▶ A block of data

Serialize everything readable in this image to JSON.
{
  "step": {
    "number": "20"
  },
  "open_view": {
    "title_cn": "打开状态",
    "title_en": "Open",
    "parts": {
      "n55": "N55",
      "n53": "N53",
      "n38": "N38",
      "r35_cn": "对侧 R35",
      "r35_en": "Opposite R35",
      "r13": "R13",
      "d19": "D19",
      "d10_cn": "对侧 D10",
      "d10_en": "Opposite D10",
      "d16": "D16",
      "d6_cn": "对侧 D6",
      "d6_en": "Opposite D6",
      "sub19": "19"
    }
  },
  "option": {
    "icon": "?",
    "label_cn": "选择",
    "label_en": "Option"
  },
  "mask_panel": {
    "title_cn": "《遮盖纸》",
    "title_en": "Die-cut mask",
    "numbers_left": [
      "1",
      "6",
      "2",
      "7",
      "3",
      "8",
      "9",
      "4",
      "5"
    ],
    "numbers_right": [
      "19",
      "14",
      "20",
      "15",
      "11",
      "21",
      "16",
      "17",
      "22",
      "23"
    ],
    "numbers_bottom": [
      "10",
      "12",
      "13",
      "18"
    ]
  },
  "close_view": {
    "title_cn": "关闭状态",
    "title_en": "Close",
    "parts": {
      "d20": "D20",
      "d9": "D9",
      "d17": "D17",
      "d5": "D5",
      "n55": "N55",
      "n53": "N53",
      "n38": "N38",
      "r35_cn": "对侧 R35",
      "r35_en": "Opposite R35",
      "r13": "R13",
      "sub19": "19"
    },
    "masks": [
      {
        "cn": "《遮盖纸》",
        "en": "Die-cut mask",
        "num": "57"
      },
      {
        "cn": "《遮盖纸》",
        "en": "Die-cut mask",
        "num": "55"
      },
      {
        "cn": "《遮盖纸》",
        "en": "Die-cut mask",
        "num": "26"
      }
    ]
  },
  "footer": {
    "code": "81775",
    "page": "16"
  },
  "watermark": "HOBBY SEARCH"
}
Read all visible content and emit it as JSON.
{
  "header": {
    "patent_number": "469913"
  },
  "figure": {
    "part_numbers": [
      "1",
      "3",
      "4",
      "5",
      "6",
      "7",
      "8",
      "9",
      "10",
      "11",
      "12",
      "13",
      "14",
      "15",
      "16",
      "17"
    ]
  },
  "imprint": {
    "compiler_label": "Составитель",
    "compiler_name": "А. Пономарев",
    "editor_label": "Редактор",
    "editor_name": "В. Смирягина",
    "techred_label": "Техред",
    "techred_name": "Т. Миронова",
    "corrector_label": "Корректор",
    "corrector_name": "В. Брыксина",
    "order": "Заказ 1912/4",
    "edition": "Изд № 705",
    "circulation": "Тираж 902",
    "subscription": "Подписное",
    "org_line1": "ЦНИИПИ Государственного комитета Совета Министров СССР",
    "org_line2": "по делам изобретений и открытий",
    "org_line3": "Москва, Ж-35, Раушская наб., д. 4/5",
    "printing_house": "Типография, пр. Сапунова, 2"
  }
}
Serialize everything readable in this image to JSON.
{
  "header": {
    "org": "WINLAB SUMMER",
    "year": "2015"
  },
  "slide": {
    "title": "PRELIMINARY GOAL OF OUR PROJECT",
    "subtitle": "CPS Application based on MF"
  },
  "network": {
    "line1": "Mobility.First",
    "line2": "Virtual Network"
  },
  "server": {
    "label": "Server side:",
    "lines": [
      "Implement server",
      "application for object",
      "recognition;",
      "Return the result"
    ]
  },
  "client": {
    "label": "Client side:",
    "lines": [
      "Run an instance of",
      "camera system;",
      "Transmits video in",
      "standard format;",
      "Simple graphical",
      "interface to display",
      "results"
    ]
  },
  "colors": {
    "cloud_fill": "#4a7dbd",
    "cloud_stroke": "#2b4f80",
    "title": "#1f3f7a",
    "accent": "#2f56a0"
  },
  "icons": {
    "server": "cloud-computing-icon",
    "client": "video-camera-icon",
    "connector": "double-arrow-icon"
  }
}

▶ Given exercise
Reproduce all the records precisely.

▶ Response to this exercise
Serialize everything readable in this image to JSON.
{
  "step": {
    "number": "20"
  },
  "open_view": {
    "title_cn": "打开状态",
    "title_en": "Open",
    "parts": {
      "n55": "N55",
      "n53": "N53",
      "n38": "N38",
      "r35_cn": "对侧 R35",
      "r35_en": "Opposite R35",
      "r13": "R13",
      "d19": "D19",
      "d10_cn": "对侧 D10",
      "d10_en": "Opposite D10",
      "d16": "D16",
      "d6_cn": "对侧 D6",
      "d6_en": "Opposite D6",
      "sub19": "19"
    }
  },
  "option": {
    "icon": "?",
    "label_cn": "选择",
    "label_en": "Option"
  },
  "mask_panel": {
    "title_cn": "《遮盖纸》",
    "title_en": "Die-cut mask",
    "numbers_left": [
      "1",
      "6",
      "2",
      "7",
      "3",
      "8",
      "9",
      "4",
      "5"
    ],
    "numbers_right": [
      "19",
      "14",
      "20",
      "15",
      "11",
      "21",
      "16",
      "17",
      "22",
      "23"
    ],
    "numbers_bottom": [
      "10",
      "12",
      "13",
      "18"
    ]
  },
  "close_view": {
    "title_cn": "关闭状态",
    "title_en": "Close",
    "parts": {
      "d20": "D20",
      "d9": "D9",
      "d17": "D17",
      "d5": "D5",
      "n55": "N55",
      "n53": "N53",
      "n38": "N38",
      "r35_cn": "对侧 R35",
      "r35_en": "Opposite R35",
      "r13": "R13",
      "sub19": "19"
    },
    "masks": [
      {
        "cn": "《遮盖纸》",
        "en": "Die-cut mask",
        "num": "57"
      },
      {
        "cn": "《遮盖纸》",
        "en": "Die-cut mask",
        "num": "55"
      },
      {
        "cn": "《遮盖纸》",
        "en": "Die-cut mask",
        "num": "26"
      }
    ]
  },
  "footer": {
    "code": "81775",
    "page": "16"
  },
  "watermark": "HOBBY SEARCH"
}
Read all visible content and emit it as JSON.
{
  "header": {
    "patent_number": "469913"
  },
  "figure": {
    "part_numbers": [
      "1",
      "3",
      "4",
      "5",
      "6",
      "7",
      "8",
      "9",
      "10",
      "11",
      "12",
      "13",
      "14",
      "15",
      "16",
      "17"
    ]
  },
  "imprint": {
    "compiler_label": "Составитель",
    "compiler_name": "А. Пономарев",
    "editor_label": "Редактор",
    "editor_name": "В. Смирягина",
    "techred_label": "Техред",
    "techred_name": "Т. Миронова",
    "corrector_label": "Корректор",
    "corrector_name": "В. Брыксина",
    "order": "Заказ 1912/4",
    "edition": "Изд № 705",
    "circulation": "Тираж 902",
    "subscription": "Подписное",
    "org_line1": "ЦНИИПИ Государственного комитета Совета Министров СССР",
    "org_line2": "по делам изобретений и открытий",
    "org_line3": "Москва, Ж-35, Раушская наб., д. 4/5",
    "printing_house": "Типография, пр. Сапунова, 2"
  }
}
Serialize everything readable in this image to JSON.
{
  "header": {
    "org": "WINLAB SUMMER",
    "year": "2015"
  },
  "slide": {
    "title": "PRELIMINARY GOAL OF OUR PROJECT",
    "subtitle": "CPS Application based on MF"
  },
  "network": {
    "line1": "Mobility.First",
    "line2": "Virtual Network"
  },
  "server": {
    "label": "Server side:",
    "lines": [
      "Implement server",
      "application for object",
      "recognition;",
      "Return the result"
    ]
  },
  "client": {
    "label": "Client side:",
    "lines": [
      "Run an instance of",
      "camera system;",
      "Transmits video in",
      "standard format;",
      "Simple graphical",
      "interface to display",
      "results"
    ]
  },
  "colors": {
    "cloud_fill": "#4a7dbd",
    "cloud_stroke": "#2b4f80",
    "title": "#1f3f7a",
    "accent": "#2f56a0"
  },
  "icons": {
    "server": "cloud-computing-icon",
    "client": "video-camera-icon",
    "connector": "double-arrow-icon"
  }
}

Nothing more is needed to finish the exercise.